### WHAT YOU ARE ASKED TO DO
Copy the lines below verbatim, starting at the line that contains "area-series-1 [138,312,960,476]" and ending at the line that contains "y-tick-label: 250 [55,369,120,409]", with both of those lines included.

Start of DATA

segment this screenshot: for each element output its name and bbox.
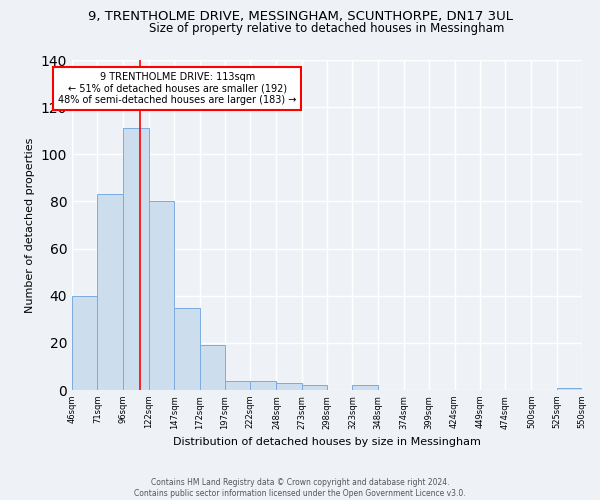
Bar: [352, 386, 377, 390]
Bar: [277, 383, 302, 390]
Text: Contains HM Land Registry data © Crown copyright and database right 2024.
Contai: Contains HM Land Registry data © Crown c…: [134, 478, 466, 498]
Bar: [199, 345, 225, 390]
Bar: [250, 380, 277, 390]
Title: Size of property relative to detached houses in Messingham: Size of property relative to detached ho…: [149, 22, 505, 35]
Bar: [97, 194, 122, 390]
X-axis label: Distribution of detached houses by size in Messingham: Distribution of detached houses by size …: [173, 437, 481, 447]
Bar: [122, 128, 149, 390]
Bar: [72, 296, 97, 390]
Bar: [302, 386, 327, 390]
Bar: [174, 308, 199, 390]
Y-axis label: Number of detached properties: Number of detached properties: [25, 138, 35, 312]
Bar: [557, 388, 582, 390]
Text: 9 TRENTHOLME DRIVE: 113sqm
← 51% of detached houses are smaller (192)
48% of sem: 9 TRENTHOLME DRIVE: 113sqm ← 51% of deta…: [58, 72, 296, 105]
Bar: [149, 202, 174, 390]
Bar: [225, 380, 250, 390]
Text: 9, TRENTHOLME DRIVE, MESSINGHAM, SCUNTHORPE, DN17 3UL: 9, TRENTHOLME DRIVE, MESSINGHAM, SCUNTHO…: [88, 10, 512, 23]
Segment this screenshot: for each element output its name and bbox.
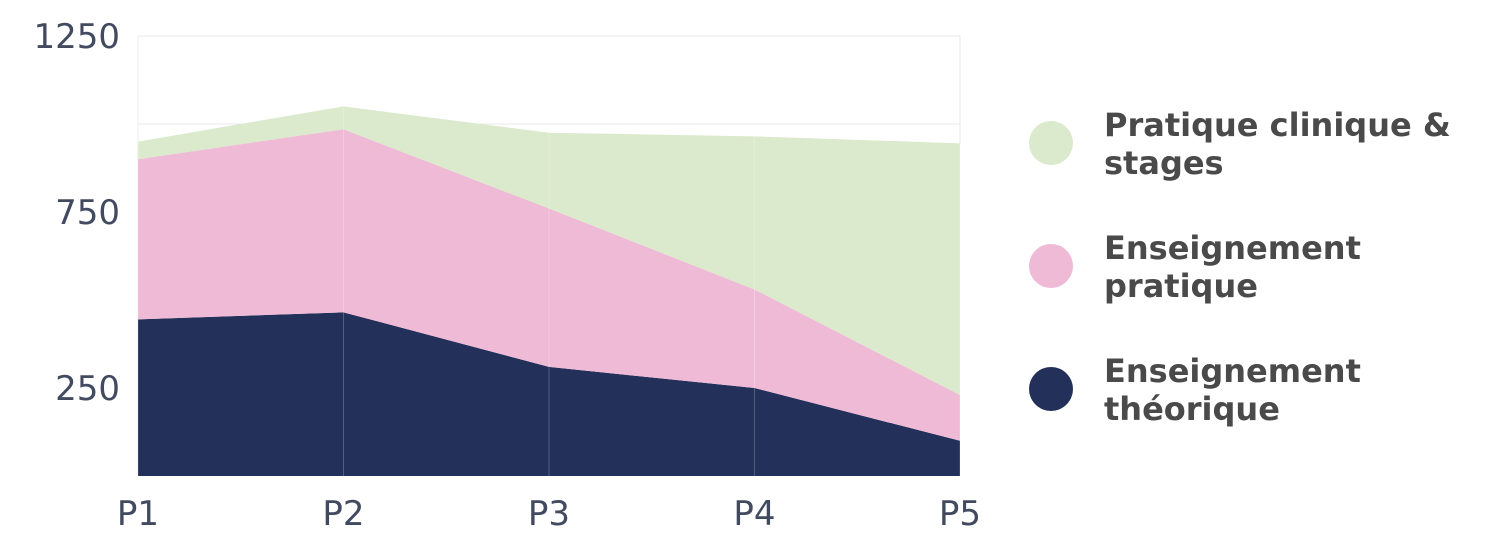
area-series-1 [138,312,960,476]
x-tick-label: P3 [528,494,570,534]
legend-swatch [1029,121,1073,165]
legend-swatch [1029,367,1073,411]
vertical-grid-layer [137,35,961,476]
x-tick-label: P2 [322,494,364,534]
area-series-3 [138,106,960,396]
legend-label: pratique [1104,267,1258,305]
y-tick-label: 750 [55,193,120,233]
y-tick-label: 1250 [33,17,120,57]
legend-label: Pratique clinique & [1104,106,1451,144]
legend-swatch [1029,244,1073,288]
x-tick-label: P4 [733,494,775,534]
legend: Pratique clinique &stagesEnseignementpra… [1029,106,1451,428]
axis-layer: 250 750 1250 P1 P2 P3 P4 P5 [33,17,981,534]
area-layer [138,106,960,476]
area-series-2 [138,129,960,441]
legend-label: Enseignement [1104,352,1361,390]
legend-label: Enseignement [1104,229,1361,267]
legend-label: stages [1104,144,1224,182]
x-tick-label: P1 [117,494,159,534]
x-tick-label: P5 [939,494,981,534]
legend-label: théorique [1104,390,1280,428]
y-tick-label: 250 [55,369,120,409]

End of DATA
Start of DATA

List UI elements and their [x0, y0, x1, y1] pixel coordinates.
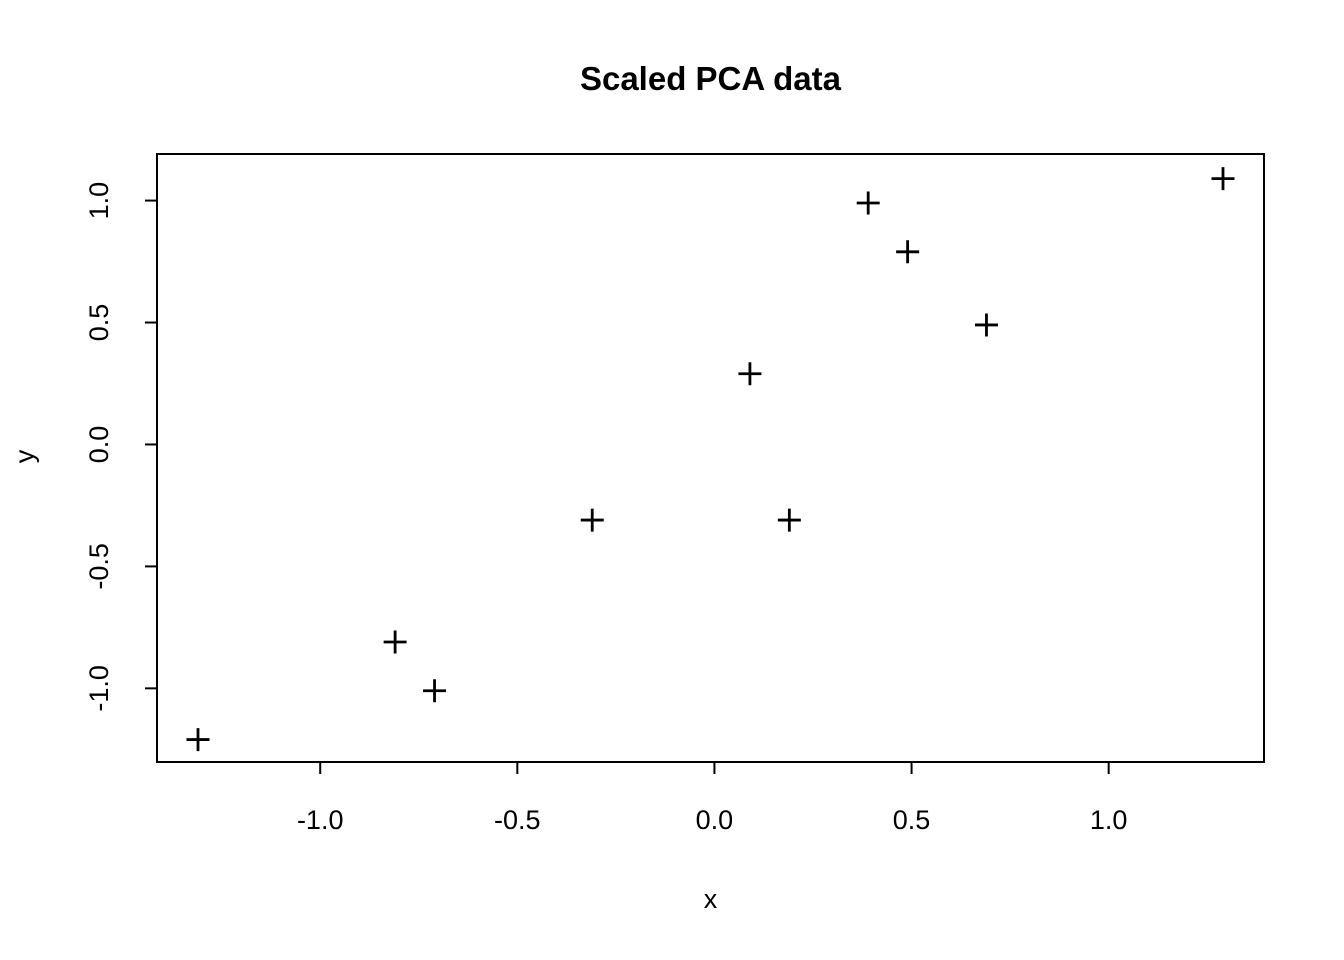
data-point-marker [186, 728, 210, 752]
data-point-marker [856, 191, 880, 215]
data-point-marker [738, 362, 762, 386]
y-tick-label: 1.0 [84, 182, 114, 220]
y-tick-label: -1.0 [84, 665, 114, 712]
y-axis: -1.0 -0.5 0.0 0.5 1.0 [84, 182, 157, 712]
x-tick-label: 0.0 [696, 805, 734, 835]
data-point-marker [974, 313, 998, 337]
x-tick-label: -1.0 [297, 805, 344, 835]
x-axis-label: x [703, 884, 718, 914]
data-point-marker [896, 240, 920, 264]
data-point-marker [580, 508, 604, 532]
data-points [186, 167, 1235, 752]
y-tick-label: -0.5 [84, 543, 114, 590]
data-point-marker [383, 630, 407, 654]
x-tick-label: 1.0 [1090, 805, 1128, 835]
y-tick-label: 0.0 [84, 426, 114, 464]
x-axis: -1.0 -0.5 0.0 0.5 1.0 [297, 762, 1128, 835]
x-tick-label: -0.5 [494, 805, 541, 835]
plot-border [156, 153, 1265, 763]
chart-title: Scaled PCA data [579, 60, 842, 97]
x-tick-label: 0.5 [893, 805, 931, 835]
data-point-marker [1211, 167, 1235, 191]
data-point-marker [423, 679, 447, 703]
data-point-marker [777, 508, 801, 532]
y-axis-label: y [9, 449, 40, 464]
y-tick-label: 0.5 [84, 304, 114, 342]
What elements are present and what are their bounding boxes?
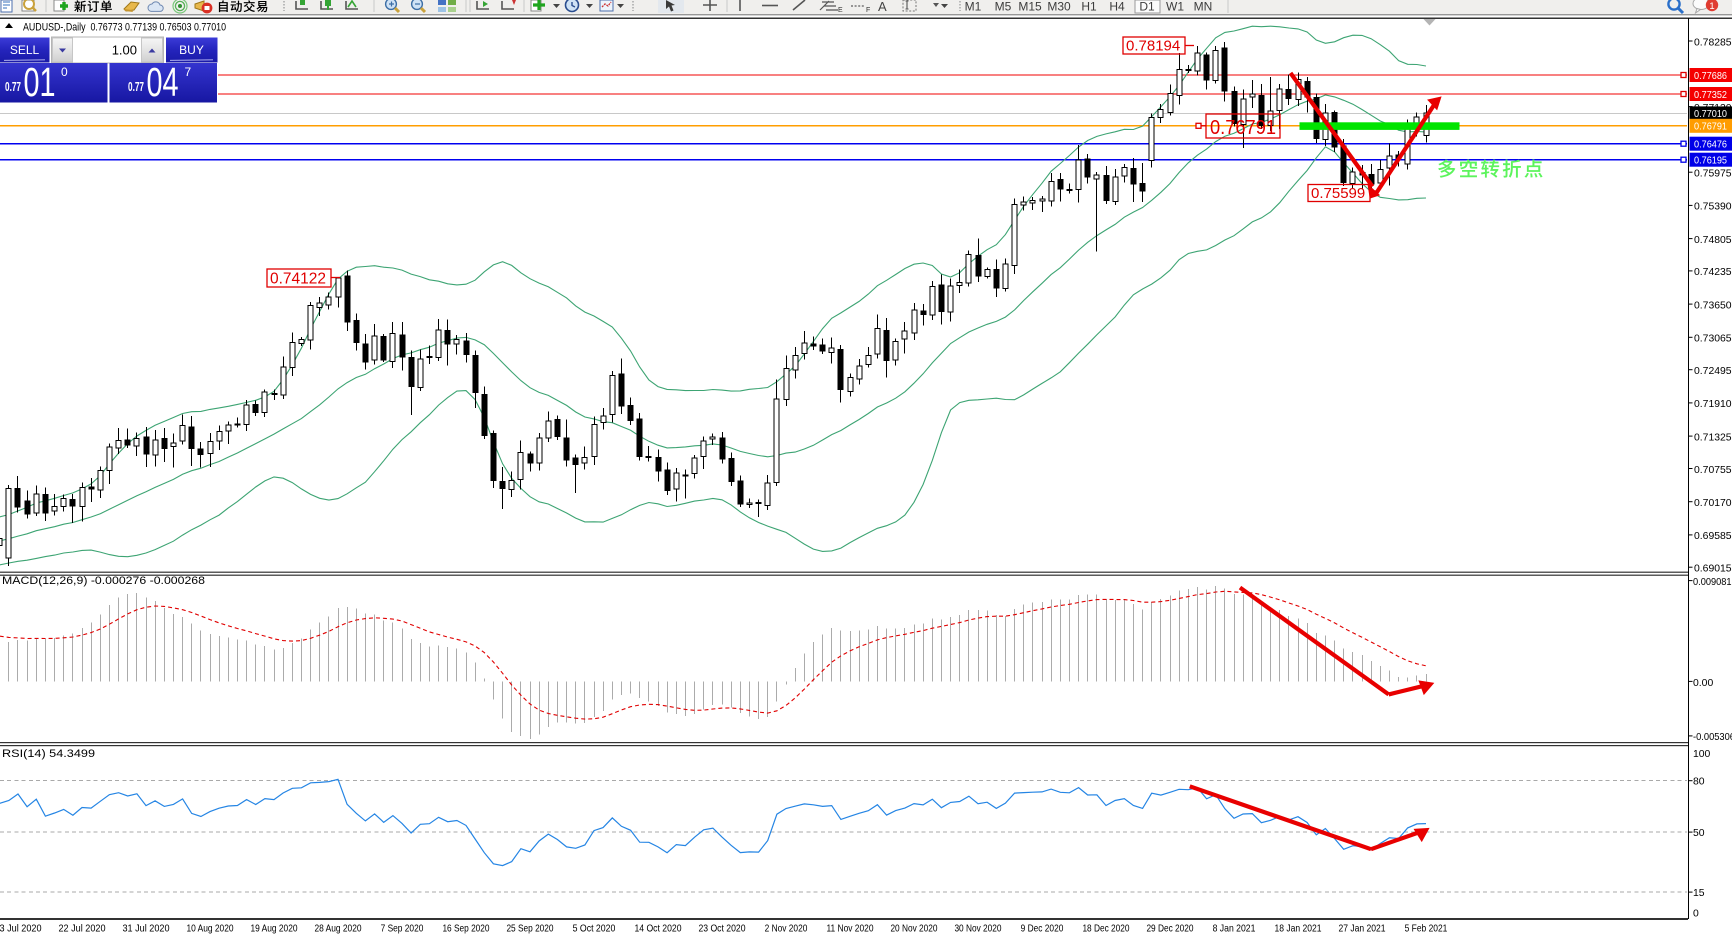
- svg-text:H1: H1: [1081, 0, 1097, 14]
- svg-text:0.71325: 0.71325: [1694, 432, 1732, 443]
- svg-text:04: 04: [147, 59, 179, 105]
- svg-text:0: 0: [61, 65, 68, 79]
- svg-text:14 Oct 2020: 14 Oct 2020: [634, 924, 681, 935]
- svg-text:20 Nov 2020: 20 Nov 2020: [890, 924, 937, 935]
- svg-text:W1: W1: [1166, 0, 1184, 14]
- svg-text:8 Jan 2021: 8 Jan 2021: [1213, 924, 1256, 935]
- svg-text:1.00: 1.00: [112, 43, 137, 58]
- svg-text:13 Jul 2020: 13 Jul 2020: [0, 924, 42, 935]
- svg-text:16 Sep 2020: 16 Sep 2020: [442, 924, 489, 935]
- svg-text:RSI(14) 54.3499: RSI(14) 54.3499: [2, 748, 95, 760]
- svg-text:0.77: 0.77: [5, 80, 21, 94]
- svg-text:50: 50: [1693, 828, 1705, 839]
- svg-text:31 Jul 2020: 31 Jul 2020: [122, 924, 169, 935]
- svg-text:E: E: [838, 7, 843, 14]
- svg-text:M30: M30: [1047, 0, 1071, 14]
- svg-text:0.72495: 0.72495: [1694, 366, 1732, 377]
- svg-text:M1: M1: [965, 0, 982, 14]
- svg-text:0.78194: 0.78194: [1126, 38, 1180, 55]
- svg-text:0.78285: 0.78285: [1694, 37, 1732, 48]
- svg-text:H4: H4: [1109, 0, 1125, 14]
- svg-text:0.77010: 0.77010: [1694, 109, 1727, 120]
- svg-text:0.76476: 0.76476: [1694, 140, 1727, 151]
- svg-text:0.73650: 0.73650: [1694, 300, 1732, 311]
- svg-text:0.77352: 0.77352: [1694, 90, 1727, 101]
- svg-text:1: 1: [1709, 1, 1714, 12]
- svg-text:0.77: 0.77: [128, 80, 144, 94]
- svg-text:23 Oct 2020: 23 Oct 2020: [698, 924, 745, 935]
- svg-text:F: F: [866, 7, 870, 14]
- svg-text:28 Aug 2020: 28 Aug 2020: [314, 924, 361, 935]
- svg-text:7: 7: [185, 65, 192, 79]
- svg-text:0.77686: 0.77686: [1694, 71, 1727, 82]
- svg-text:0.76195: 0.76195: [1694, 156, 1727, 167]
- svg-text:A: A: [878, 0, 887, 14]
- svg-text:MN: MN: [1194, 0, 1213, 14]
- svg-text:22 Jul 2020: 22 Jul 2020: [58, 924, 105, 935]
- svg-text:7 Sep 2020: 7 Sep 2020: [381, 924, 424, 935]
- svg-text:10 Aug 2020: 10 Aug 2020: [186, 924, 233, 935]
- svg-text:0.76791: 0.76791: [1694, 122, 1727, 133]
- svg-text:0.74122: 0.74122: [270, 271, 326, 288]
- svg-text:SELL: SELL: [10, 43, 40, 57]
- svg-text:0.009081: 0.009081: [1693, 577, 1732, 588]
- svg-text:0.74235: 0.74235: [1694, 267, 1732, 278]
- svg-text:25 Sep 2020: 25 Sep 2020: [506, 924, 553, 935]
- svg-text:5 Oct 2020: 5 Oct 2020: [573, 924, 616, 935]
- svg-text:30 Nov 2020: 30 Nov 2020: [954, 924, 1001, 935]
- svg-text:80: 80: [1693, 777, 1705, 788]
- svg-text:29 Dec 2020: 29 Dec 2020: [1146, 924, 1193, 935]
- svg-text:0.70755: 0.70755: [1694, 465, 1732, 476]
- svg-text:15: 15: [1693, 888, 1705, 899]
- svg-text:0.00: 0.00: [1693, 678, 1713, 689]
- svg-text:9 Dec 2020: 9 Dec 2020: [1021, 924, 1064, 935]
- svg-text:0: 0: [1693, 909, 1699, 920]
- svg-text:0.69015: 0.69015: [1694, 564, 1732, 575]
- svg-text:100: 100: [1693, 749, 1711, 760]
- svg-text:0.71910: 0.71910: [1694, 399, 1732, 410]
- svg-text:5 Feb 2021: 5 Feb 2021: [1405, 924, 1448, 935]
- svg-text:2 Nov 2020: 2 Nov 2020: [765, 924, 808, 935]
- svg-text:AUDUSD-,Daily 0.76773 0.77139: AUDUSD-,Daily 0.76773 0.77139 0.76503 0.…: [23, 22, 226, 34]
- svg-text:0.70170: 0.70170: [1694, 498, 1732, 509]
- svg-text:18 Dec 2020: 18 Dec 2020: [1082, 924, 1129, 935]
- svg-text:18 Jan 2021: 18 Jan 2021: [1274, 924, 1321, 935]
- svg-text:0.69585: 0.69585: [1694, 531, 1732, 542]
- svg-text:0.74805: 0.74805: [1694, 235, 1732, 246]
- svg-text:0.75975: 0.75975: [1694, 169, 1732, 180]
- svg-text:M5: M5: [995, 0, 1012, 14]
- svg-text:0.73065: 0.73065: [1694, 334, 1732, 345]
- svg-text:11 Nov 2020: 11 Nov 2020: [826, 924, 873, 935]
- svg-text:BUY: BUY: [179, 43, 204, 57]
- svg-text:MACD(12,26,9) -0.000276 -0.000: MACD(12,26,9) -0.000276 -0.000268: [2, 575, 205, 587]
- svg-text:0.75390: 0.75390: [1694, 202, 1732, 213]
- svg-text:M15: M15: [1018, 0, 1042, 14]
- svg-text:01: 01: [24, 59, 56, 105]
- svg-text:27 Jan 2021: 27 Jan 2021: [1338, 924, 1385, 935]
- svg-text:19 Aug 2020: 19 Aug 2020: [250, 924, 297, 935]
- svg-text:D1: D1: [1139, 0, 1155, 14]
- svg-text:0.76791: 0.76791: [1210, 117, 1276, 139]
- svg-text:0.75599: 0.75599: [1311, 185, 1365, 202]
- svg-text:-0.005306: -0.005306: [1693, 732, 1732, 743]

End of DATA

### EXPECTED ANSWER
area-series-1 [138,312,960,476]
x-tick-label: P3 [528,494,570,534]
legend-swatch [1029,121,1073,165]
legend-swatch [1029,367,1073,411]
vertical-grid-layer [137,35,961,476]
x-tick-label: P2 [322,494,364,534]
area-series-3 [138,106,960,396]
legend-label: pratique [1104,267,1258,305]
y-tick-label: 750 [55,193,120,233]
y-tick-label: 1250 [33,17,120,57]
legend-label: Pratique clinique & [1104,106,1451,144]
legend-swatch [1029,244,1073,288]
x-tick-label: P4 [733,494,775,534]
legend: Pratique clinique &stagesEnseignementpra… [1029,106,1451,428]
axis-layer: 250 750 1250 P1 P2 P3 P4 P5 [33,17,981,534]
area-layer [138,106,960,476]
area-series-2 [138,129,960,441]
legend-label: Enseignement [1104,352,1361,390]
legend-label: Enseignement [1104,229,1361,267]
legend-label: stages [1104,144,1224,182]
x-tick-label: P1 [117,494,159,534]
x-tick-label: P5 [939,494,981,534]
legend-label: théorique [1104,390,1280,428]
y-tick-label: 250 [55,369,120,409]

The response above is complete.